▶ [Collected data]
[start]

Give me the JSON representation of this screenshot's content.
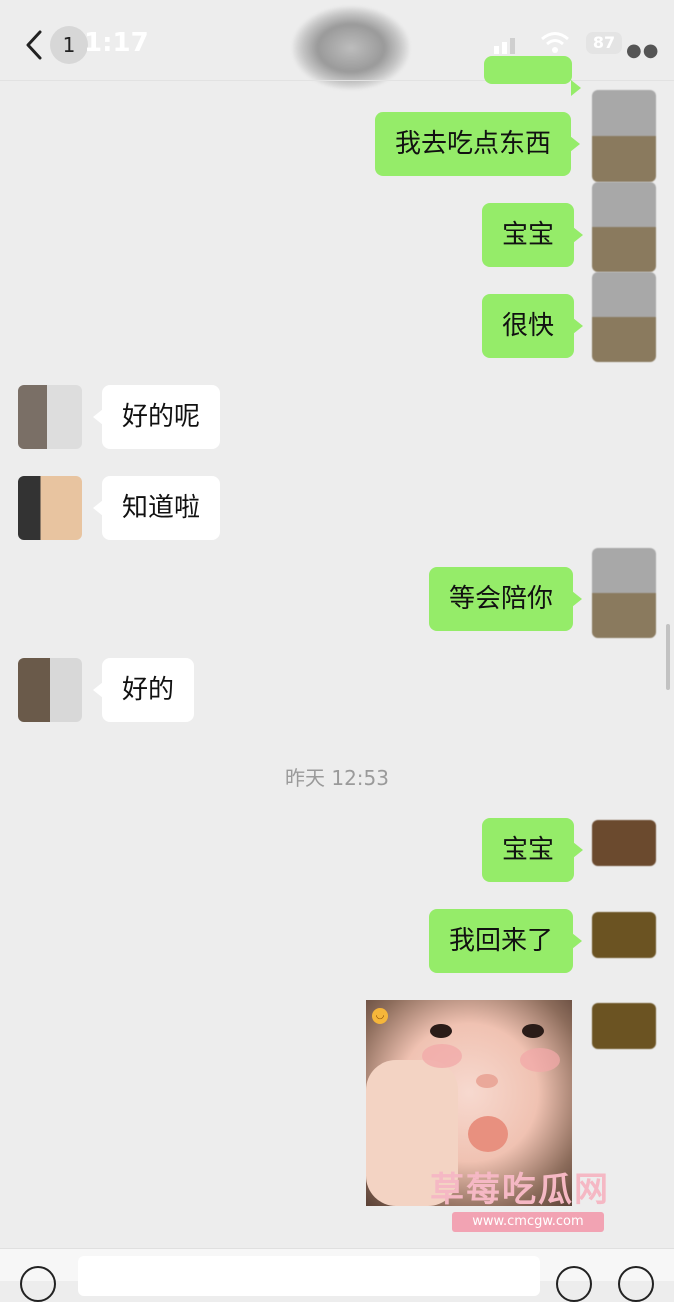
{
  "status_bar": {
    "time": "1:17",
    "unread_count": "1",
    "battery": "87"
  },
  "messages": [
    {
      "side": "out",
      "text": "我去吃点东西"
    },
    {
      "side": "out",
      "text": "宝宝"
    },
    {
      "side": "out",
      "text": "很快"
    },
    {
      "side": "in",
      "text": "好的呢"
    },
    {
      "side": "in",
      "text": "知道啦"
    },
    {
      "side": "out",
      "text": "等会陪你"
    },
    {
      "side": "in",
      "text": "好的"
    },
    {
      "side": "out",
      "text": "宝宝"
    },
    {
      "side": "out",
      "text": "我回来了"
    }
  ],
  "timestamp": "昨天 12:53",
  "watermark": {
    "title": "草莓吃瓜网",
    "url": "www.cmcgw.com"
  },
  "icons": {
    "back": "chevron-left-icon",
    "more": "more-dots-icon",
    "signal": "signal-icon",
    "wifi": "wifi-icon",
    "voice": "voice-icon",
    "emoji": "emoji-icon",
    "plus": "plus-icon"
  },
  "colors": {
    "outgoing_bubble": "#95ec69",
    "incoming_bubble": "#ffffff",
    "background": "#ededed"
  }
}
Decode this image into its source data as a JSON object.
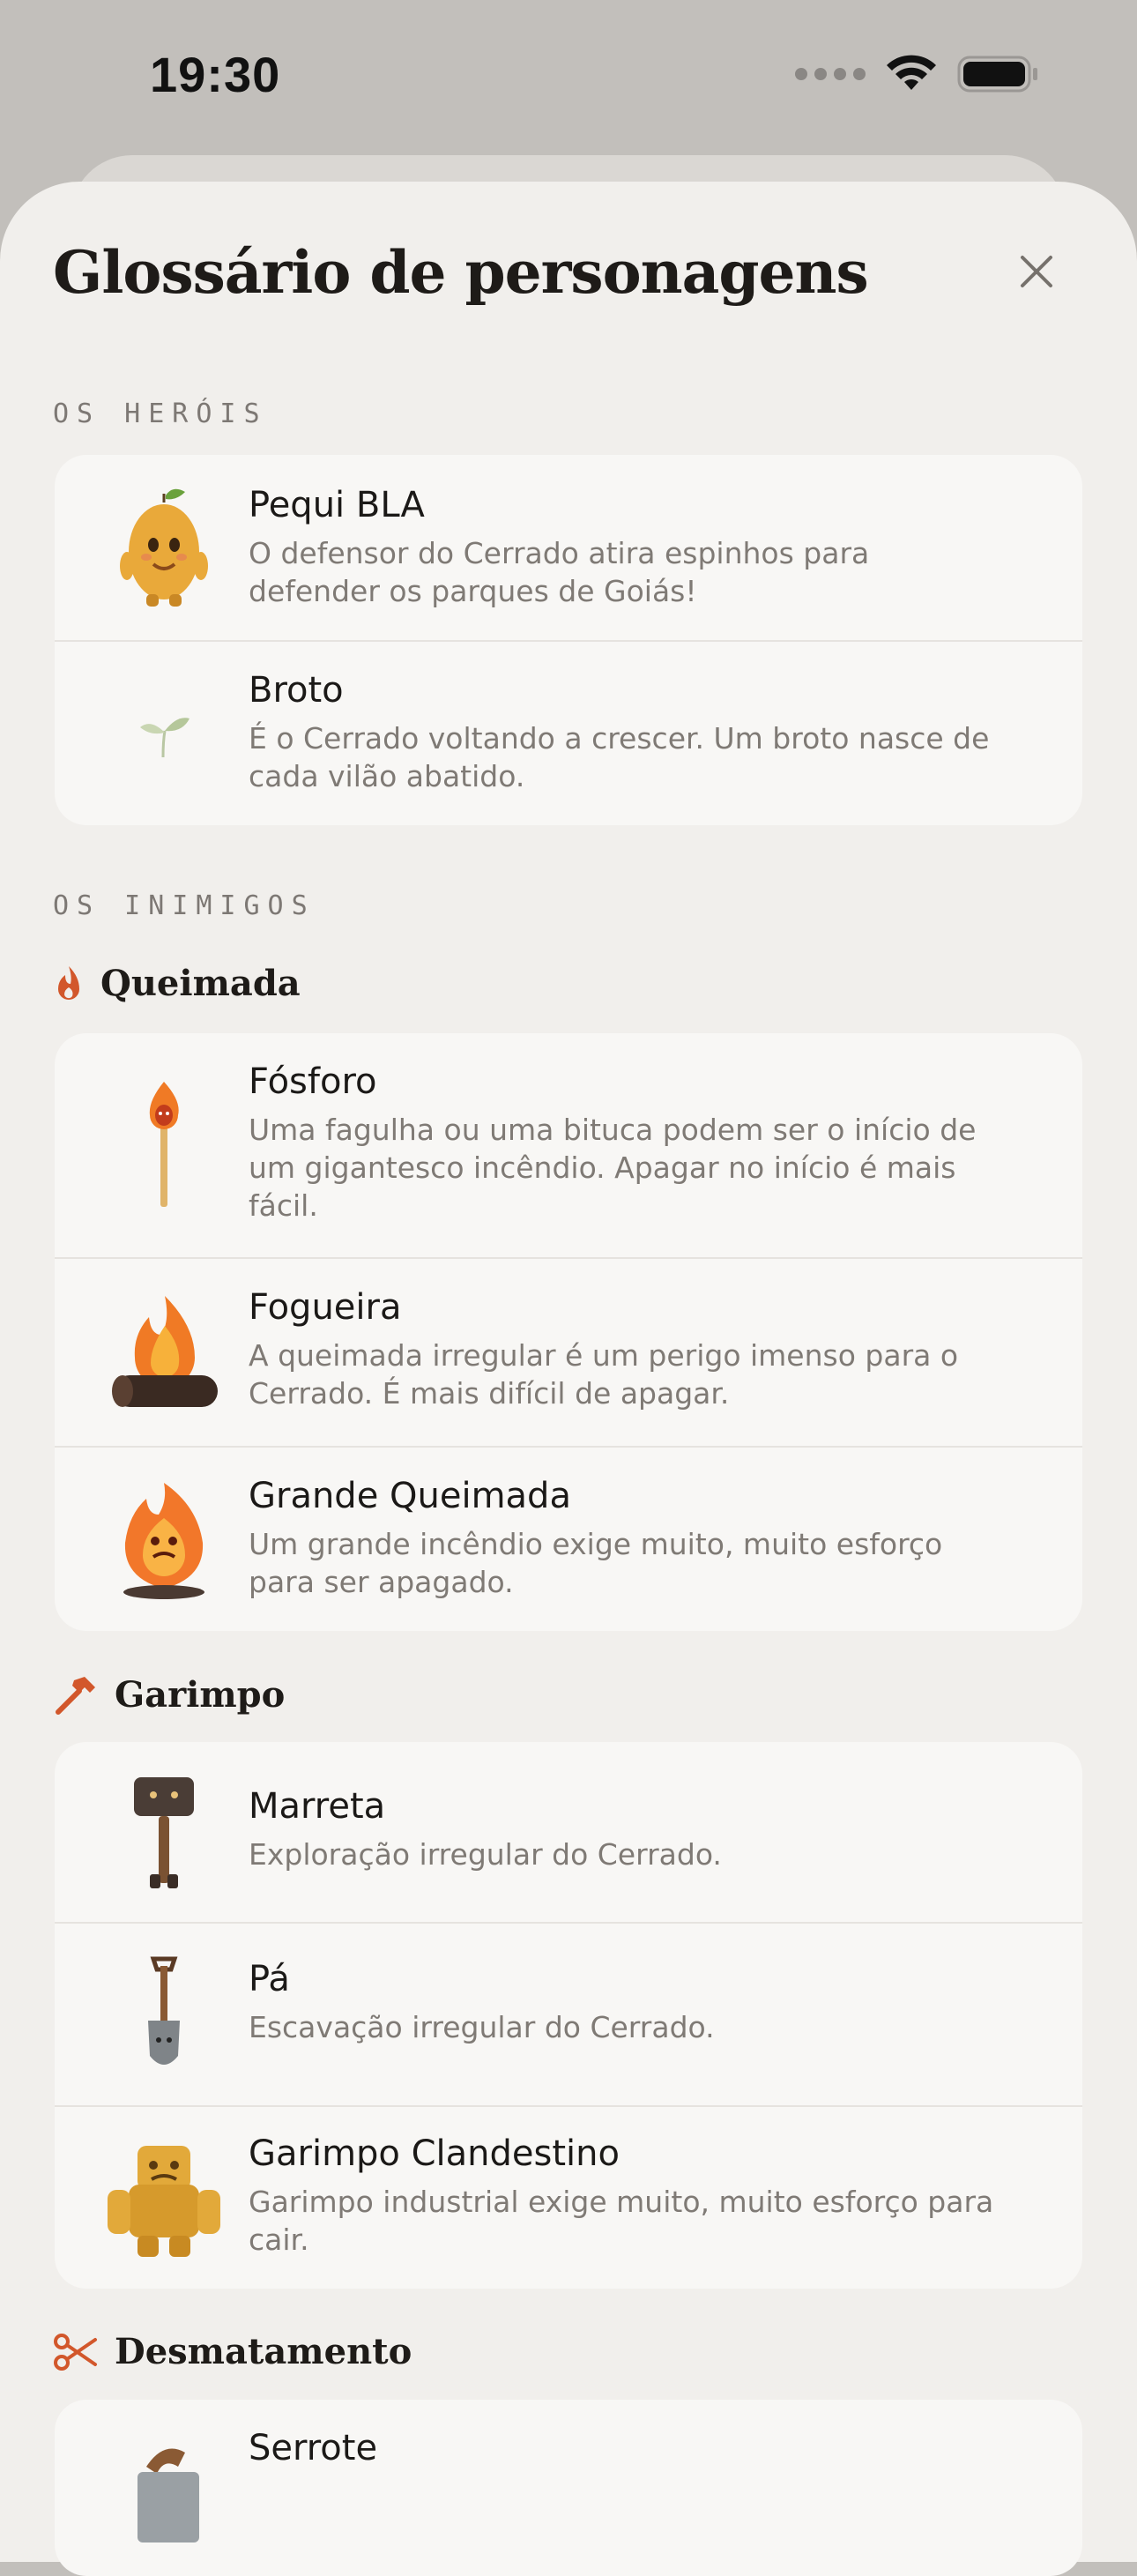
{
  "status": {
    "time": "19:30"
  },
  "sheet": {
    "title": "Glossário de personagens"
  },
  "heroes": {
    "label": "OS HERÓIS",
    "items": [
      {
        "name": "Pequi BLA",
        "desc": "O defensor do Cerrado atira espinhos para defender os parques de Goiás!",
        "icon": "pequi-character-icon"
      },
      {
        "name": "Broto",
        "desc": "É o Cerrado voltando a crescer. Um broto nasce de cada vilão abatido.",
        "icon": "sprout-icon"
      }
    ]
  },
  "enemies": {
    "label": "OS INIMIGOS",
    "groups": [
      {
        "title": "Queimada",
        "icon": "flame-icon",
        "color": "#d2572b",
        "items": [
          {
            "name": "Fósforo",
            "desc": "Uma fagulha ou uma bituca podem ser o início de um gigantesco incêndio. Apagar no início é mais fácil.",
            "icon": "match-character-icon"
          },
          {
            "name": "Fogueira",
            "desc": "A queimada irregular é um perigo imenso para o Cerrado. É mais difícil de apagar.",
            "icon": "bonfire-character-icon"
          },
          {
            "name": "Grande Queimada",
            "desc": "Um grande incêndio exige muito, muito esforço para ser apagado.",
            "icon": "wildfire-character-icon"
          }
        ]
      },
      {
        "title": "Garimpo",
        "icon": "hammer-icon",
        "color": "#d2572b",
        "items": [
          {
            "name": "Marreta",
            "desc": "Exploração irregular do Cerrado.",
            "icon": "sledgehammer-character-icon"
          },
          {
            "name": "Pá",
            "desc": "Escavação irregular do Cerrado.",
            "icon": "shovel-character-icon"
          },
          {
            "name": "Garimpo Clandestino",
            "desc": "Garimpo industrial exige muito, muito esforço para cair.",
            "icon": "gold-golem-character-icon"
          }
        ]
      },
      {
        "title": "Desmatamento",
        "icon": "scissors-icon",
        "color": "#d2572b",
        "items": [
          {
            "name": "Serrote",
            "desc": "",
            "icon": "saw-character-icon"
          }
        ]
      }
    ]
  }
}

[end]

▶ [STATED PROBLEM]
The pictures should not appear in the copy; every other part of the records above must be returned exactly.

▶ [FULL SOLUTION]
Give me the JSON representation of this screenshot's content.
{
  "status_bar": {
    "time": "1:17",
    "unread_count": "1",
    "battery": "87"
  },
  "messages": [
    {
      "side": "out",
      "text": "我去吃点东西"
    },
    {
      "side": "out",
      "text": "宝宝"
    },
    {
      "side": "out",
      "text": "很快"
    },
    {
      "side": "in",
      "text": "好的呢"
    },
    {
      "side": "in",
      "text": "知道啦"
    },
    {
      "side": "out",
      "text": "等会陪你"
    },
    {
      "side": "in",
      "text": "好的"
    },
    {
      "side": "out",
      "text": "宝宝"
    },
    {
      "side": "out",
      "text": "我回来了"
    }
  ],
  "timestamp": "昨天 12:53",
  "watermark": {
    "title": "草莓吃瓜网",
    "url": "www.cmcgw.com"
  },
  "icons": {
    "back": "chevron-left-icon",
    "more": "more-dots-icon",
    "signal": "signal-icon",
    "wifi": "wifi-icon",
    "voice": "voice-icon",
    "emoji": "emoji-icon",
    "plus": "plus-icon"
  },
  "colors": {
    "outgoing_bubble": "#95ec69",
    "incoming_bubble": "#ffffff",
    "background": "#ededed"
  }
}
Decode this image into its source data as a JSON object.
{
  "status": {
    "time": "19:30"
  },
  "sheet": {
    "title": "Glossário de personagens"
  },
  "heroes": {
    "label": "OS HERÓIS",
    "items": [
      {
        "name": "Pequi BLA",
        "desc": "O defensor do Cerrado atira espinhos para defender os parques de Goiás!",
        "icon": "pequi-character-icon"
      },
      {
        "name": "Broto",
        "desc": "É o Cerrado voltando a crescer. Um broto nasce de cada vilão abatido.",
        "icon": "sprout-icon"
      }
    ]
  },
  "enemies": {
    "label": "OS INIMIGOS",
    "groups": [
      {
        "title": "Queimada",
        "icon": "flame-icon",
        "color": "#d2572b",
        "items": [
          {
            "name": "Fósforo",
            "desc": "Uma fagulha ou uma bituca podem ser o início de um gigantesco incêndio. Apagar no início é mais fácil.",
            "icon": "match-character-icon"
          },
          {
            "name": "Fogueira",
            "desc": "A queimada irregular é um perigo imenso para o Cerrado. É mais difícil de apagar.",
            "icon": "bonfire-character-icon"
          },
          {
            "name": "Grande Queimada",
            "desc": "Um grande incêndio exige muito, muito esforço para ser apagado.",
            "icon": "wildfire-character-icon"
          }
        ]
      },
      {
        "title": "Garimpo",
        "icon": "hammer-icon",
        "color": "#d2572b",
        "items": [
          {
            "name": "Marreta",
            "desc": "Exploração irregular do Cerrado.",
            "icon": "sledgehammer-character-icon"
          },
          {
            "name": "Pá",
            "desc": "Escavação irregular do Cerrado.",
            "icon": "shovel-character-icon"
          },
          {
            "name": "Garimpo Clandestino",
            "desc": "Garimpo industrial exige muito, muito esforço para cair.",
            "icon": "gold-golem-character-icon"
          }
        ]
      },
      {
        "title": "Desmatamento",
        "icon": "scissors-icon",
        "color": "#d2572b",
        "items": [
          {
            "name": "Serrote",
            "desc": "",
            "icon": "saw-character-icon"
          }
        ]
      }
    ]
  }
}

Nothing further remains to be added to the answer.